Each line of the material below that holds the word "Diam" needs to be copied.
::: EXCERPTED RECORDS :::
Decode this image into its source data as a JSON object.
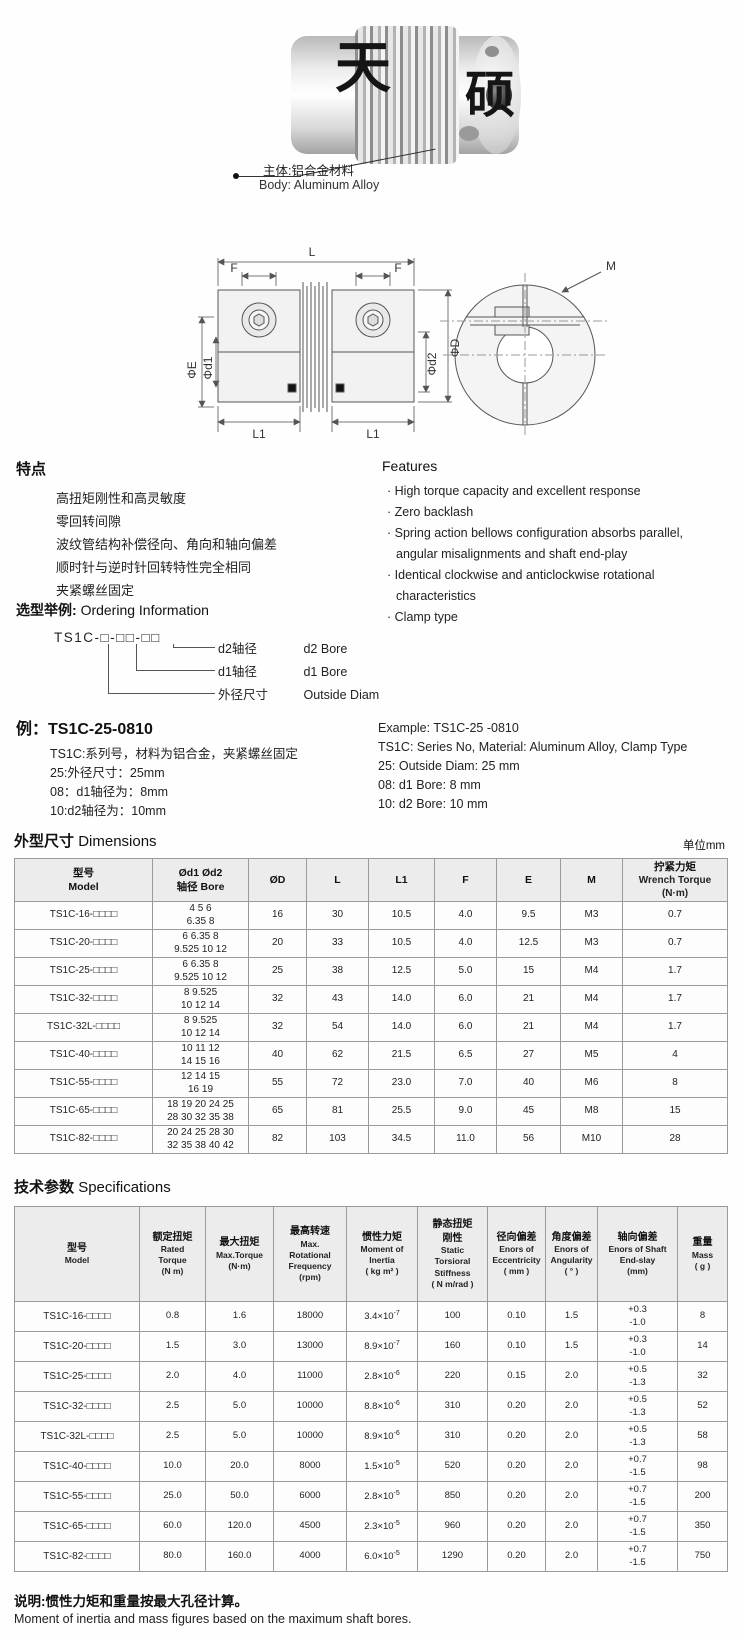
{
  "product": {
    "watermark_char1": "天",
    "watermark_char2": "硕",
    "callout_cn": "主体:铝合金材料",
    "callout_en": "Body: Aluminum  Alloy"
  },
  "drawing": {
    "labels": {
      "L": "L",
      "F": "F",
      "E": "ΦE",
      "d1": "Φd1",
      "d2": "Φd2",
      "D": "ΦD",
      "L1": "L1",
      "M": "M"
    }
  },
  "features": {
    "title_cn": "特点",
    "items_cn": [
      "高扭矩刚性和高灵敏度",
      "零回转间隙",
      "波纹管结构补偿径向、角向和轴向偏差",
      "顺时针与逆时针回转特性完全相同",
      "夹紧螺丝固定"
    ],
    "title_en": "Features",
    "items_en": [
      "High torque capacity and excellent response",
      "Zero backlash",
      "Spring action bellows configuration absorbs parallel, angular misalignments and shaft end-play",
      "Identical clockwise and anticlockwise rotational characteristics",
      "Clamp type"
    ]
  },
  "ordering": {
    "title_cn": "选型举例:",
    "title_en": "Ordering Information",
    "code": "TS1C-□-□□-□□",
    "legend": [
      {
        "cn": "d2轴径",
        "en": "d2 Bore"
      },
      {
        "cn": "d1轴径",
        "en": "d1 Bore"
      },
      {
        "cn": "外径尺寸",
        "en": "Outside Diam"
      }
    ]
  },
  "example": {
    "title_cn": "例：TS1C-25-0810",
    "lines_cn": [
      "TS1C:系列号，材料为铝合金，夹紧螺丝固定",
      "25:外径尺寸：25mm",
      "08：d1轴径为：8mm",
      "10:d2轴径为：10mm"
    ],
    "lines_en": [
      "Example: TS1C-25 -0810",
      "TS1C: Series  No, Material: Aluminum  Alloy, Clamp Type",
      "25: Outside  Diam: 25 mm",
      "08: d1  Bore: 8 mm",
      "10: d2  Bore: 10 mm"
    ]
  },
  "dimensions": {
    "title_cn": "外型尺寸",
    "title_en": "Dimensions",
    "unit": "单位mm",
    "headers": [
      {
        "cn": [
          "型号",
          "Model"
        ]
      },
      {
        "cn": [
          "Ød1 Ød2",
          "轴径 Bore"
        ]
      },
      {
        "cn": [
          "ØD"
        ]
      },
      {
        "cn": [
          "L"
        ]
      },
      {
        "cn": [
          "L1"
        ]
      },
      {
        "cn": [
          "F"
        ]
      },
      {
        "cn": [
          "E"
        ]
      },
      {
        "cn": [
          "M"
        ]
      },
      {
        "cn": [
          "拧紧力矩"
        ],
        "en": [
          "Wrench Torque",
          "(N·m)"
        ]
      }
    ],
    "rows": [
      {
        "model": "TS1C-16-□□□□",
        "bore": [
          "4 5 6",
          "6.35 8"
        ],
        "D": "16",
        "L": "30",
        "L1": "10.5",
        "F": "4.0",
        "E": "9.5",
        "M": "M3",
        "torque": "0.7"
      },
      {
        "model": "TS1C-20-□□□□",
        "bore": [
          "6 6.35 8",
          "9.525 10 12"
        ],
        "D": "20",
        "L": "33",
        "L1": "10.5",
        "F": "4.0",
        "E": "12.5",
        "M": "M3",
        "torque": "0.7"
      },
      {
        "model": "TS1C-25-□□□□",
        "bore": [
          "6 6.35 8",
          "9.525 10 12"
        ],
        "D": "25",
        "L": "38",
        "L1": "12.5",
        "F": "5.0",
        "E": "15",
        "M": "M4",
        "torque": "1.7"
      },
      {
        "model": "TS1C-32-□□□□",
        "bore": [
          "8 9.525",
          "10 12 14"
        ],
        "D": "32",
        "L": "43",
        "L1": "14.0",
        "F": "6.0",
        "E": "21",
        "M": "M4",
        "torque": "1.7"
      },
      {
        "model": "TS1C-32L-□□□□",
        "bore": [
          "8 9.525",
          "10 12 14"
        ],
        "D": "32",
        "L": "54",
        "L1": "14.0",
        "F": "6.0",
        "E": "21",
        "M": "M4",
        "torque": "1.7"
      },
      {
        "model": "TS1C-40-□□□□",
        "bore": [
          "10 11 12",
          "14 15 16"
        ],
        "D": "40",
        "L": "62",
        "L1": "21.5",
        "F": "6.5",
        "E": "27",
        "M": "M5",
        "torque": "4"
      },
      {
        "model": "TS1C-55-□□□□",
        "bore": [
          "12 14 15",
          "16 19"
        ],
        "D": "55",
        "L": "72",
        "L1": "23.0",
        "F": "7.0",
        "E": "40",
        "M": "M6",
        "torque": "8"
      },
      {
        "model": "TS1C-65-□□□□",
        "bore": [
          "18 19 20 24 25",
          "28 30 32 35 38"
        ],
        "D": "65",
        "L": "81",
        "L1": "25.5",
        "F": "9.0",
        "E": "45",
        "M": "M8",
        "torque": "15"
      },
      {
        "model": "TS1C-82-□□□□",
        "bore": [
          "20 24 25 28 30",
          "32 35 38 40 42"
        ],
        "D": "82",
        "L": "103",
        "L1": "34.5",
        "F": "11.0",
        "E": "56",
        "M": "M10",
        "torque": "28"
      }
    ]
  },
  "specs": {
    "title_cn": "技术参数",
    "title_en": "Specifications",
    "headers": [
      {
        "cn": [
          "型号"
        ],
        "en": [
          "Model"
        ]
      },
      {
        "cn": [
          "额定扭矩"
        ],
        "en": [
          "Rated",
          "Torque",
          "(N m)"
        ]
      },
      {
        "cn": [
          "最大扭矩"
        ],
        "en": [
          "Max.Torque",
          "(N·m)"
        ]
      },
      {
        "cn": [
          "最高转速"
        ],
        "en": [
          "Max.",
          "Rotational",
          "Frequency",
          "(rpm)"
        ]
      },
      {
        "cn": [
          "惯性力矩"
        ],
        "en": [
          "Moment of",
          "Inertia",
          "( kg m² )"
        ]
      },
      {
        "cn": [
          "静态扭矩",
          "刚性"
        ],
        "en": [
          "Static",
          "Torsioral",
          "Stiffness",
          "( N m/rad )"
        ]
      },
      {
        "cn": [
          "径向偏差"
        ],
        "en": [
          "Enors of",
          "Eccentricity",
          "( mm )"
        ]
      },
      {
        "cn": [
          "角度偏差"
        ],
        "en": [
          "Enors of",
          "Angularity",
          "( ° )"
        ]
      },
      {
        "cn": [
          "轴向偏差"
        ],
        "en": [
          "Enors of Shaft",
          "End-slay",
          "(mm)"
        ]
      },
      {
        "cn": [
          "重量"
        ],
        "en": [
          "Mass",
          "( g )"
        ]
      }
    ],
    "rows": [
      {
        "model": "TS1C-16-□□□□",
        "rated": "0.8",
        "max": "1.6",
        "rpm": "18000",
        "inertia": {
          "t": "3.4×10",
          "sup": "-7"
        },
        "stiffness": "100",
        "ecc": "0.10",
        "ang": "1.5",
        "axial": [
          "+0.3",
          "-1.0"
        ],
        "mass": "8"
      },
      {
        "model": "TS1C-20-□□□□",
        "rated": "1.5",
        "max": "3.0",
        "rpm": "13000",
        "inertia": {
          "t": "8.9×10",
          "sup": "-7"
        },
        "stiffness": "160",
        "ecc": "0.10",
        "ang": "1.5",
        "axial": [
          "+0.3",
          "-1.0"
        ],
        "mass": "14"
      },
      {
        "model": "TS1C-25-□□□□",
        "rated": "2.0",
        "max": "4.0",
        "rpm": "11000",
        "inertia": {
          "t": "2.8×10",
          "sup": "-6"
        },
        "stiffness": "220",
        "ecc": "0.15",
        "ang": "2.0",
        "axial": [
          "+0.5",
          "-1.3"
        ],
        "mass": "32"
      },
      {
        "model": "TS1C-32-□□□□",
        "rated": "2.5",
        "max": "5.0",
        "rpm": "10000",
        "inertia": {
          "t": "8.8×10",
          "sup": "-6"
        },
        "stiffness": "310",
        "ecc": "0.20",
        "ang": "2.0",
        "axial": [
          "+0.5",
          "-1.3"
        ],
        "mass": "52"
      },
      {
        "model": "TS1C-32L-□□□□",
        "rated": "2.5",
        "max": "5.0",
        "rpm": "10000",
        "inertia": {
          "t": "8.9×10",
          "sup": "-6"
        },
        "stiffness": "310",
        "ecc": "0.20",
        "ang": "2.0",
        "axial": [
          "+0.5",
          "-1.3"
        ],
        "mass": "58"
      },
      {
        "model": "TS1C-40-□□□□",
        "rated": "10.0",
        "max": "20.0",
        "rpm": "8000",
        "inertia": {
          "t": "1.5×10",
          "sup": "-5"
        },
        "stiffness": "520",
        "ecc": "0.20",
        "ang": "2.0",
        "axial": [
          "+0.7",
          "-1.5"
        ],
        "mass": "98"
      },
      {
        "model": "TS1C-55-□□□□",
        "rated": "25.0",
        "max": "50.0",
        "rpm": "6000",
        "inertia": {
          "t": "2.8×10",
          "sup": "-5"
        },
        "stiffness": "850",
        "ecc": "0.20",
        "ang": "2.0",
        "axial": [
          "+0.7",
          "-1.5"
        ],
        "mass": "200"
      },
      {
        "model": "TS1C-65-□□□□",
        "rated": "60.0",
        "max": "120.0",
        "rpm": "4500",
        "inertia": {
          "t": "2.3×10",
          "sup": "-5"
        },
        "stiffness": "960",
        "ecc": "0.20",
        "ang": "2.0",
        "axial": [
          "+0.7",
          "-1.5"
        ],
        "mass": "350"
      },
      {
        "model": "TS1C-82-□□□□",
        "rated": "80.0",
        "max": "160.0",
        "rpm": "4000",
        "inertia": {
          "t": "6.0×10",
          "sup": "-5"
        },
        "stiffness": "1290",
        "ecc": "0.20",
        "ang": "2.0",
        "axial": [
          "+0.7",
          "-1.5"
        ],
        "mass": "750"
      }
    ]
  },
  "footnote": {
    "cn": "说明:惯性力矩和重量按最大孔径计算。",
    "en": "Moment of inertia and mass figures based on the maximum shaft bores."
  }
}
:::
::: EXCERPTED RECORDS :::
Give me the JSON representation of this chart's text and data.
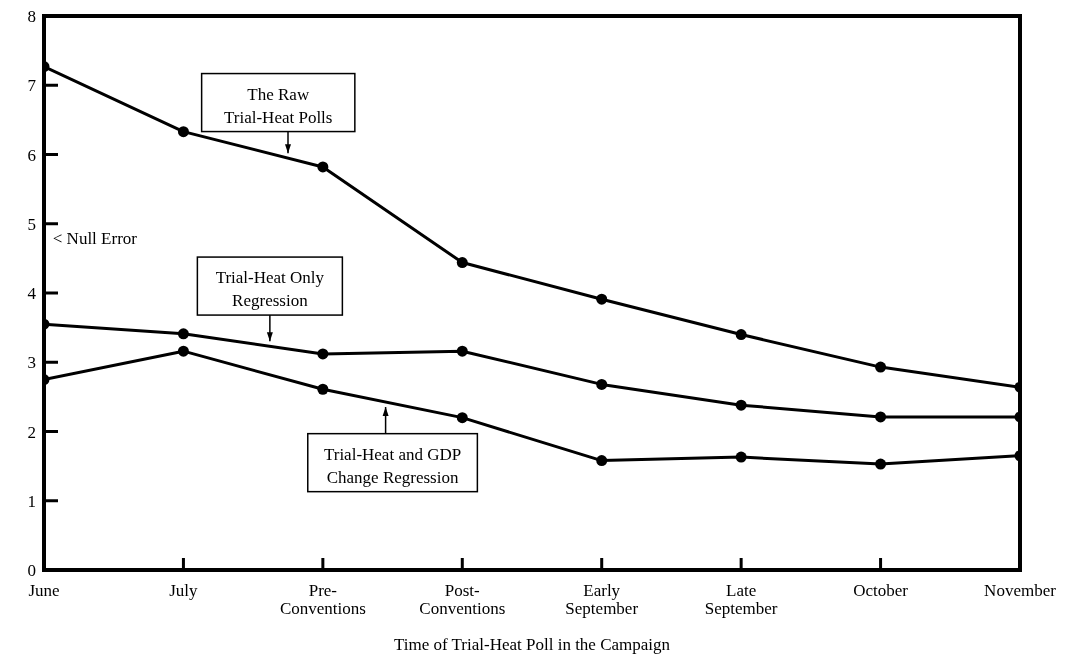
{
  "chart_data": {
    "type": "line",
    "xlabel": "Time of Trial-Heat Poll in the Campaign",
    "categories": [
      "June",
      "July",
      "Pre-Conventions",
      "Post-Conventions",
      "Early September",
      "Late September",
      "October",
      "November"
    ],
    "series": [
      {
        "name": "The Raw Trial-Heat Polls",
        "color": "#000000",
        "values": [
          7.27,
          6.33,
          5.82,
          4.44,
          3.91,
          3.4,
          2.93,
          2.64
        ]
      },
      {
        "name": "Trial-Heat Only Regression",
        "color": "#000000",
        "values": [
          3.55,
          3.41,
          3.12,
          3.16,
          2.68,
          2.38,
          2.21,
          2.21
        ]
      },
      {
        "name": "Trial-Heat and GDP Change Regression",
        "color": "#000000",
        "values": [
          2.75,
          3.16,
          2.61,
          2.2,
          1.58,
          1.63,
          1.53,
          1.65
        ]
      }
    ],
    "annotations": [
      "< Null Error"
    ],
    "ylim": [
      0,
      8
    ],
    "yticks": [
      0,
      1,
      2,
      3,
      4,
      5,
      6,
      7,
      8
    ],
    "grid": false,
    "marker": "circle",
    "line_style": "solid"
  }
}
:::
::: EXCERPTED RECORDS :::
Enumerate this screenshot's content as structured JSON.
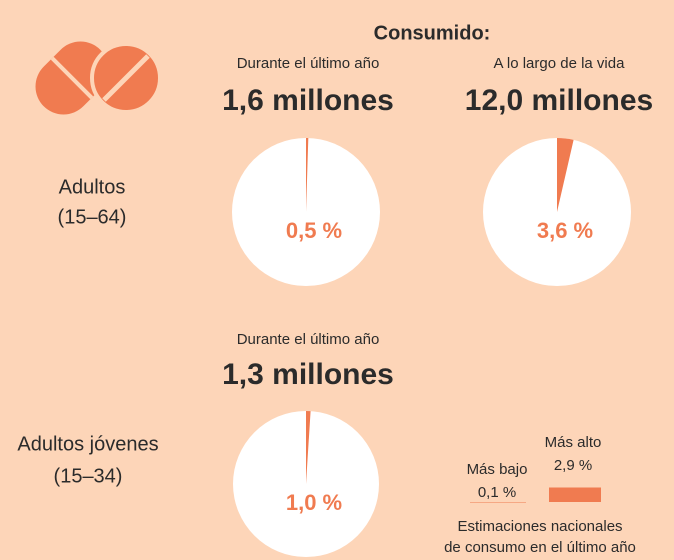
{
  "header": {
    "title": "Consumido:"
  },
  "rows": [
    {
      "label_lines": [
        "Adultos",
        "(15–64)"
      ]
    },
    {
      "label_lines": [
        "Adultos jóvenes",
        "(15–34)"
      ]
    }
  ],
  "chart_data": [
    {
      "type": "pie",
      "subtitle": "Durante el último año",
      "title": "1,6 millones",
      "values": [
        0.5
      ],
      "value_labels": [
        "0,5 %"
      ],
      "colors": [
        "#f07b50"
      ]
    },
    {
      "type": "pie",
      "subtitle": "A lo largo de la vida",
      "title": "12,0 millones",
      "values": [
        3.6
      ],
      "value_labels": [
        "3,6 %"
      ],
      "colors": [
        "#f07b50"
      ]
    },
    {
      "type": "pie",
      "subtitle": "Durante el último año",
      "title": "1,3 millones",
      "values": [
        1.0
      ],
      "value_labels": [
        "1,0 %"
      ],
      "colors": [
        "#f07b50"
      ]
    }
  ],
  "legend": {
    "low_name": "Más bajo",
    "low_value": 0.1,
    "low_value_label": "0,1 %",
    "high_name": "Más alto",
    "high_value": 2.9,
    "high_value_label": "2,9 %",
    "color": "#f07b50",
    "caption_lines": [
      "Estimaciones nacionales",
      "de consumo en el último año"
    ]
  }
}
:::
SOLUTION TO THIS EXERCISE:
        "en": "Outside Diam"
      "25: Outside  Diam: 25 mm",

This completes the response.